Every line that contains the word "zákona" should be copied.

— Start of Records provided —

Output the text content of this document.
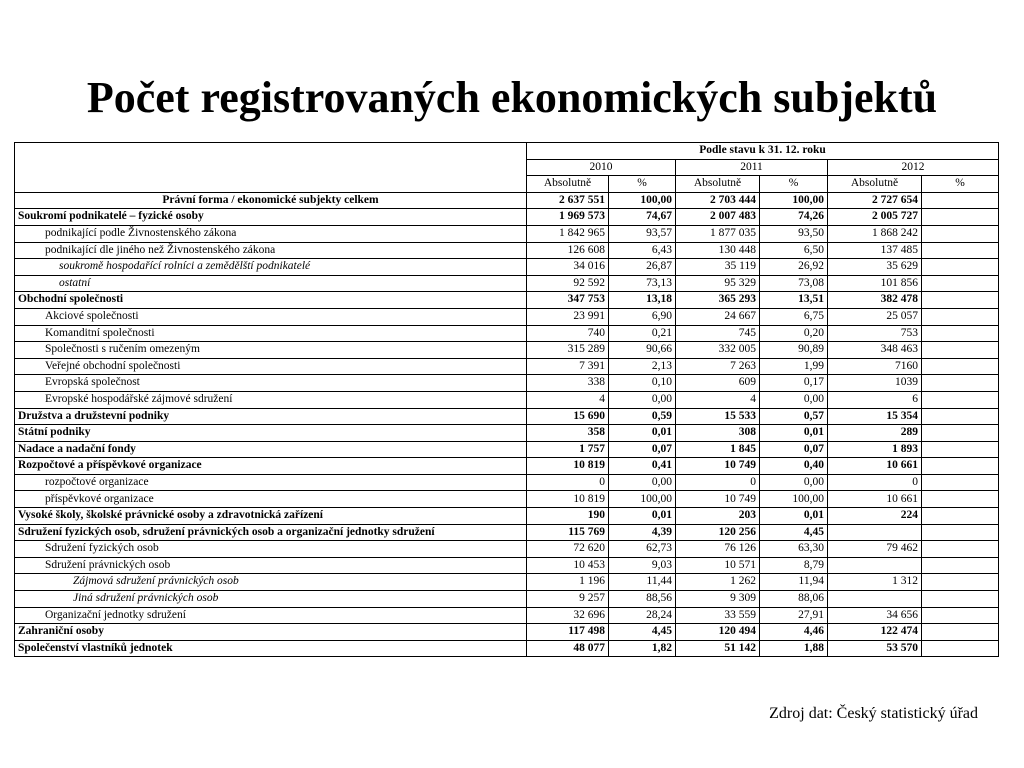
Počet registrovaných ekonomických subjektů
	Podle stavu k 31. 12. roku					
	2010		2011		2012	
	Absolutně	%	Absolutně	%	Absolutně	%
Právní forma / ekonomické subjekty celkem	2 637 551	100,00	2 703 444	100,00	2 727 654	
Soukromí podnikatelé – fyzické osoby	1 969 573	74,67	2 007 483	74,26	2 005 727	
podnikající podle Živnostenského zákona	1 842 965	93,57	1 877 035	93,50	1 868 242	
podnikající dle jiného než Živnostenského zákona	126 608	6,43	130 448	6,50	137 485	
soukromě hospodařící rolníci a zemědělští podnikatelé	34 016	26,87	35 119	26,92	35 629	
ostatní	92 592	73,13	95 329	73,08	101 856	
Obchodní společnosti	347 753	13,18	365 293	13,51	382 478	
Akciové společnosti	23 991	6,90	24 667	6,75	25 057	
Komanditní společnosti	740	0,21	745	0,20	753	
Společnosti s ručením omezeným	315 289	90,66	332 005	90,89	348 463	
Veřejné obchodní společnosti	7 391	2,13	7 263	1,99	7160	
Evropská společnost	338	0,10	609	0,17	1039	
Evropské hospodářské zájmové sdružení	4	0,00	4	0,00	6	
Družstva a družstevní podniky	15 690	0,59	15 533	0,57	15 354	
Státní podniky	358	0,01	308	0,01	289	
Nadace a nadační fondy	1 757	0,07	1 845	0,07	1 893	
Rozpočtové a příspěvkové organizace	10 819	0,41	10 749	0,40	10 661	
rozpočtové organizace	0	0,00	0	0,00	0	
příspěvkové organizace	10 819	100,00	10 749	100,00	10 661	
Vysoké školy, školské právnické osoby a zdravotnická zařízení	190	0,01	203	0,01	224	
Sdružení fyzických osob, sdružení právnických osob a organizační jednotky sdružení	115 769	4,39	120 256	4,45		
Sdružení fyzických osob	72 620	62,73	76 126	63,30	79 462	
Sdružení právnických osob	10 453	9,03	10 571	8,79		
Zájmová sdružení právnických osob	1 196	11,44	1 262	11,94	1 312	
Jiná sdružení právnických osob	9 257	88,56	9 309	88,06		
Organizační jednotky sdružení	32 696	28,24	33 559	27,91	34 656	
Zahraniční osoby	117 498	4,45	120 494	4,46	122 474	
Společenství vlastníků jednotek	48 077	1,82	51 142	1,88	53 570	
Zdroj dat: Český statistický úřad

— End of Records provided —

- _Result of this exercise_
podnikající podle Živnostenského zákona	1 842 965	93,57	1 877 035	93,50	1 868 242	
podnikající dle jiného než Živnostenského zákona	126 608	6,43	130 448	6,50	137 485	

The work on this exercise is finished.